Please pull out each line of the listing below that contains the string "arrow", copying every such line in full.
═════ Extracted information ═════
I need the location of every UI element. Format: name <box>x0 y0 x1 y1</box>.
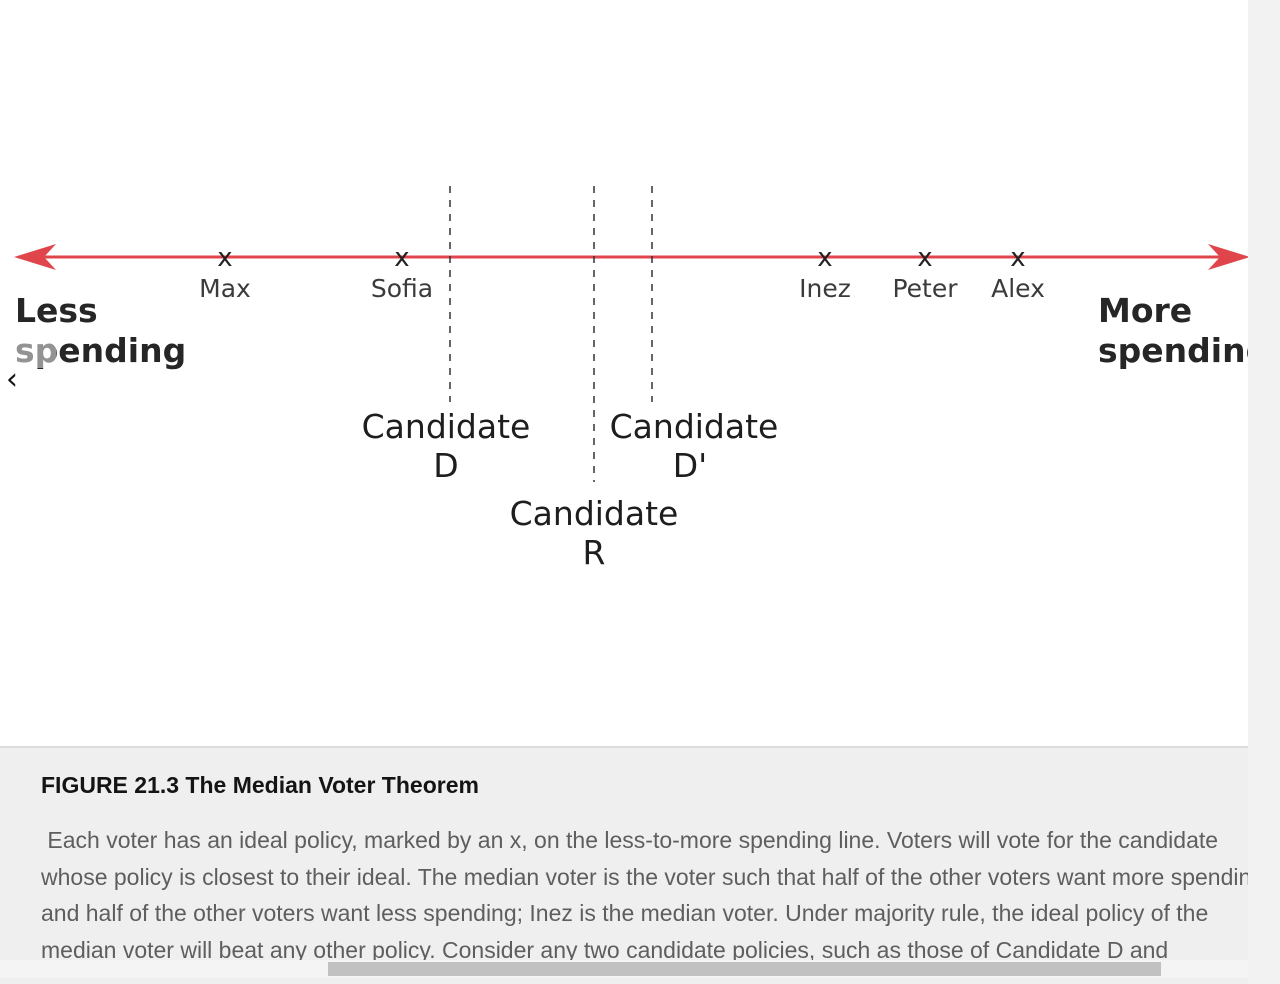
candidate-d-prime-label-backdrop <box>610 402 780 486</box>
more-spending-label-line-2: spending <box>1098 331 1248 370</box>
vertical-scrollbar-gutter[interactable] <box>1248 0 1280 984</box>
voter-sofia-label: Sofia <box>371 274 433 303</box>
candidate-r-label-line-2: R <box>583 533 606 572</box>
more-spending-label-line-1: More <box>1098 291 1192 330</box>
arrow-hover-overlay <box>12 336 56 368</box>
candidate-d-label-backdrop <box>364 402 534 486</box>
candidate-r-label-line-1: Candidate <box>510 494 679 533</box>
voter-max-marker: x <box>217 243 232 273</box>
figure-caption-text: Each voter has an ideal policy, marked b… <box>41 827 1248 963</box>
voter-sofia-marker: x <box>394 243 409 273</box>
voter-peter-marker: x <box>917 243 932 273</box>
chevron-left-icon: ‹ <box>6 362 18 397</box>
voter-alex-label: Alex <box>991 274 1045 303</box>
less-spending-label-line-1: Less <box>15 291 98 330</box>
voter-peter-label: Peter <box>892 274 958 303</box>
candidate-d-prime-label-line-1: Candidate <box>610 407 779 446</box>
figure-caption-panel: FIGURE 21.3 The Median Voter Theorem Eac… <box>0 746 1248 984</box>
previous-figure-button[interactable]: ‹ <box>6 362 32 398</box>
axis-arrow-left-icon <box>14 244 56 270</box>
figure-title: FIGURE 21.3 The Median Voter Theorem <box>41 772 479 798</box>
candidate-d-label-line-2: D <box>433 446 458 485</box>
voter-alex-marker: x <box>1010 243 1025 273</box>
voter-max-label: Max <box>199 274 251 303</box>
figure-area: Less spending More spending Candidate D … <box>6 186 1248 572</box>
median-voter-diagram: Less spending More spending Candidate D … <box>12 186 1248 572</box>
voter-inez-label: Inez <box>799 274 851 303</box>
voter-inez-marker: x <box>817 243 832 273</box>
candidate-d-label-line-1: Candidate <box>362 407 531 446</box>
candidate-d-prime-label-line-2: D' <box>673 446 707 485</box>
axis-arrow-right-icon <box>1208 244 1248 270</box>
horizontal-scrollbar-thumb[interactable] <box>328 962 1161 976</box>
═════
- **Result below**
arrow-hover-overlay <box>12 336 56 368</box>
axis-arrow-left-icon <box>14 244 56 270</box>
axis-arrow-right-icon <box>1208 244 1248 270</box>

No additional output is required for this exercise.